### Problem to solve
Going through the material below, please gather all lines with the word "eGenes" in them.

### Dataset
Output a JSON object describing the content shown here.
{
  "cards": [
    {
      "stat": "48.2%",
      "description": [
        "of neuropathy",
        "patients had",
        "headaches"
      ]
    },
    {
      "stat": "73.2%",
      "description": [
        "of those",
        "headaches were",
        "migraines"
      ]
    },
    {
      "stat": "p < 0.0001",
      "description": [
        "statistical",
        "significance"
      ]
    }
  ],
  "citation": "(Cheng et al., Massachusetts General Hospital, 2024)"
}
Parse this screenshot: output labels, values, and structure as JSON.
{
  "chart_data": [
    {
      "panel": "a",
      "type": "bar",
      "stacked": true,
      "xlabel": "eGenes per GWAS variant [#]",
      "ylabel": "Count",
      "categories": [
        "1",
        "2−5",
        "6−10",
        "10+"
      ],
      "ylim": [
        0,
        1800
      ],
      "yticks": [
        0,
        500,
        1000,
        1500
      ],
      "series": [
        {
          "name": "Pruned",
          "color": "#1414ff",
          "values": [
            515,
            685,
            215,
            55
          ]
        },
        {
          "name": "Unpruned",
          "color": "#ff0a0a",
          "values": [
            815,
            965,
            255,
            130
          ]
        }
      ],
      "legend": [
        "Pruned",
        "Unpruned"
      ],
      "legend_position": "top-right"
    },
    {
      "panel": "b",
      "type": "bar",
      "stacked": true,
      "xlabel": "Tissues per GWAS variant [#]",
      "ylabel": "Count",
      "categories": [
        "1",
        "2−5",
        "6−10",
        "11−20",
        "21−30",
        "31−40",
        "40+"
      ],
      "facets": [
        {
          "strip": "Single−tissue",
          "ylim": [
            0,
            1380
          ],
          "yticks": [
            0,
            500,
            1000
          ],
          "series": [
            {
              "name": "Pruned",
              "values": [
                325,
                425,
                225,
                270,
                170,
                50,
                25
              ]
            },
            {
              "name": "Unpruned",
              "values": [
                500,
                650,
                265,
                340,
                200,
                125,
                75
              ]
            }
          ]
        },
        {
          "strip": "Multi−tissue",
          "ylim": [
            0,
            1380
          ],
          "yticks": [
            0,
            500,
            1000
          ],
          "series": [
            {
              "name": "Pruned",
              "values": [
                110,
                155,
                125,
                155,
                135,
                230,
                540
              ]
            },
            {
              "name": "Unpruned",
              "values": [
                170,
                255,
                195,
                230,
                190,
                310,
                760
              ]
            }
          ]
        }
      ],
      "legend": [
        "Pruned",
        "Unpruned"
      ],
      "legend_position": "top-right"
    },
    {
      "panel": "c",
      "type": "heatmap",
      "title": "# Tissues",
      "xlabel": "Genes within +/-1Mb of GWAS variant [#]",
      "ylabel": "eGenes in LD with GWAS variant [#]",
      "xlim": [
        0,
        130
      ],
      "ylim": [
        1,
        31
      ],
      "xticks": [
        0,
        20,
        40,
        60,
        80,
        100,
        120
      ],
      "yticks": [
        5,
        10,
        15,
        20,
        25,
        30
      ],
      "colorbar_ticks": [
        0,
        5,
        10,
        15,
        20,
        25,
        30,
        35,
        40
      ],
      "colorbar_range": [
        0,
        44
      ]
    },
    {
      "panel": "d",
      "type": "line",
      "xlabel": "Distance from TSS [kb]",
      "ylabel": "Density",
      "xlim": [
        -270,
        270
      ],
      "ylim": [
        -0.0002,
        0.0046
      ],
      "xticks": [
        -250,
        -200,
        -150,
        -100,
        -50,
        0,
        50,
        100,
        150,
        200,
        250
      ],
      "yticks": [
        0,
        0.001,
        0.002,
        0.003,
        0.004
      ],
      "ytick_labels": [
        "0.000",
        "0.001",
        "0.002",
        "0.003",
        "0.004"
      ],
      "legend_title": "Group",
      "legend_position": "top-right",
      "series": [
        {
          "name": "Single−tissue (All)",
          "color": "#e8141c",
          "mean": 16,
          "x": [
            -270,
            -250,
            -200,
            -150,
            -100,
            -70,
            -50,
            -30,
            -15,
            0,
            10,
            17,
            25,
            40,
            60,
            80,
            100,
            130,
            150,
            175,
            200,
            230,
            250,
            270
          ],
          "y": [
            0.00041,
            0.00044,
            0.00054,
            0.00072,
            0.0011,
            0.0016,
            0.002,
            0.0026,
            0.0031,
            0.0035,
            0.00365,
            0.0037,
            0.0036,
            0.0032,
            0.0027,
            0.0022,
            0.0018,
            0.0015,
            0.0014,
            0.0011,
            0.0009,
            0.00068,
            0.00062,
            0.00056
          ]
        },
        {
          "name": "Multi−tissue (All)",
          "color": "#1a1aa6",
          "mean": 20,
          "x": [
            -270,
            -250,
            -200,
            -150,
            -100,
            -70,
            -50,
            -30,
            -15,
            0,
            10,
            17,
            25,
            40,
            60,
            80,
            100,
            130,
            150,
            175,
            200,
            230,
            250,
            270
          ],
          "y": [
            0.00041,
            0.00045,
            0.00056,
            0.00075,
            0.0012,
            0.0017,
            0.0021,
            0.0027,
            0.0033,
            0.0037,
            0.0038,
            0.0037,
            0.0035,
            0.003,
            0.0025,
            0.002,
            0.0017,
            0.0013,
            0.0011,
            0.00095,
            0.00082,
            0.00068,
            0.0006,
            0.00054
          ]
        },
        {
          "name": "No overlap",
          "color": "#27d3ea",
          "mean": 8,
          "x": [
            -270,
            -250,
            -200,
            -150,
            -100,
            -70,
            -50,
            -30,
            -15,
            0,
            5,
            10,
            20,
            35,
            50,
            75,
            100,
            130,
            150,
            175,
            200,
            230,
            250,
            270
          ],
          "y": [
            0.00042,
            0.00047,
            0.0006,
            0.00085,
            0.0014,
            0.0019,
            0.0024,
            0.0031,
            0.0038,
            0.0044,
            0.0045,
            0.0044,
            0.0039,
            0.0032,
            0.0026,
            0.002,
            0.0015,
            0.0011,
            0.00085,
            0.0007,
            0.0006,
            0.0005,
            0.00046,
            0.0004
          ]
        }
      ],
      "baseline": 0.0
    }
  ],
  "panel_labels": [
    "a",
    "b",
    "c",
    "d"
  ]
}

### Result for this task
      "xlabel": "eGenes per GWAS variant [#]",
      "ylabel": "eGenes in LD with GWAS variant [#]",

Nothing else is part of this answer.